Check each line of the records below for the word "into" and copy those where it appears.

▸ **THE INPUT**:
# # # # #
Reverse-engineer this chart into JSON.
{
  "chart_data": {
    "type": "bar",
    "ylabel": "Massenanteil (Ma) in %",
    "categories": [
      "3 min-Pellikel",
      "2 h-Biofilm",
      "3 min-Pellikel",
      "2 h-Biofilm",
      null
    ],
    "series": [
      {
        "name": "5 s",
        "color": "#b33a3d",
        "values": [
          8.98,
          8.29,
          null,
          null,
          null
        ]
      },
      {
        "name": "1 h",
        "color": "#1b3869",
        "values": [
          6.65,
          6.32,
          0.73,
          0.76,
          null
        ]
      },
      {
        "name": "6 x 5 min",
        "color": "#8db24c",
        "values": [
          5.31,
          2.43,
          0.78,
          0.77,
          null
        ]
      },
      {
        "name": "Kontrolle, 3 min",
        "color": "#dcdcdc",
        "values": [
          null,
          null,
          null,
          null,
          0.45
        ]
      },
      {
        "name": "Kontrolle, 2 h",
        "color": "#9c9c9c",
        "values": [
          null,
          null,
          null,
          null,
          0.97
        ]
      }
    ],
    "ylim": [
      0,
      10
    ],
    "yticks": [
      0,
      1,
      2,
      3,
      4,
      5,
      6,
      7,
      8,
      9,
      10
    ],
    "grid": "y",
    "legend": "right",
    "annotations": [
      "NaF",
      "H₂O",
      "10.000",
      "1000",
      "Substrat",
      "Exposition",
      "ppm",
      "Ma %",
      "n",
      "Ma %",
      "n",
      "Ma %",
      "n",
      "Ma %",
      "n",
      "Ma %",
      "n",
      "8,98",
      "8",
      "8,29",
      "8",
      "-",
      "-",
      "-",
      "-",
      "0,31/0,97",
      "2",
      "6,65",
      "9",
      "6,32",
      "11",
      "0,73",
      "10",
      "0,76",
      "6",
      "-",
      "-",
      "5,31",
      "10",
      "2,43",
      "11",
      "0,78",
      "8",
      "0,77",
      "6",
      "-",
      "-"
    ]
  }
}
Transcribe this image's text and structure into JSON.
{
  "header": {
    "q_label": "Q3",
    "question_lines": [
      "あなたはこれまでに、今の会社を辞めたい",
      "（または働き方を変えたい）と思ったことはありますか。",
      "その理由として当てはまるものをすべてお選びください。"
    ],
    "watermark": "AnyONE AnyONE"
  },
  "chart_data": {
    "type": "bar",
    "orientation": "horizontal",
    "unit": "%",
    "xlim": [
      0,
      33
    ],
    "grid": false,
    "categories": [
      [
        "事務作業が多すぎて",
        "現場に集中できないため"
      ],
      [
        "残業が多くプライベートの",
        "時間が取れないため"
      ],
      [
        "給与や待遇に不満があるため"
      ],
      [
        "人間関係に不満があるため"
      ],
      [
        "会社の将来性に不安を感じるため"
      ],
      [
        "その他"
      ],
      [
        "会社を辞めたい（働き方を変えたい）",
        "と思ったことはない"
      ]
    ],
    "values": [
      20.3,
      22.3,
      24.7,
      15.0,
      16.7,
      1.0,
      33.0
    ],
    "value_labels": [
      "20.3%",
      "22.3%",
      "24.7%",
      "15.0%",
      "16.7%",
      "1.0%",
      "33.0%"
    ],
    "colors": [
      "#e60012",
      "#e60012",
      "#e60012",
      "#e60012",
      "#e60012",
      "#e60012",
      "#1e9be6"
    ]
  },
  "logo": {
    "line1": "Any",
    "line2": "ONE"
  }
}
# # # # #
▸ **THE ANSWER**:
Reverse-engineer this chart into JSON.
Transcribe this image's text and structure into JSON.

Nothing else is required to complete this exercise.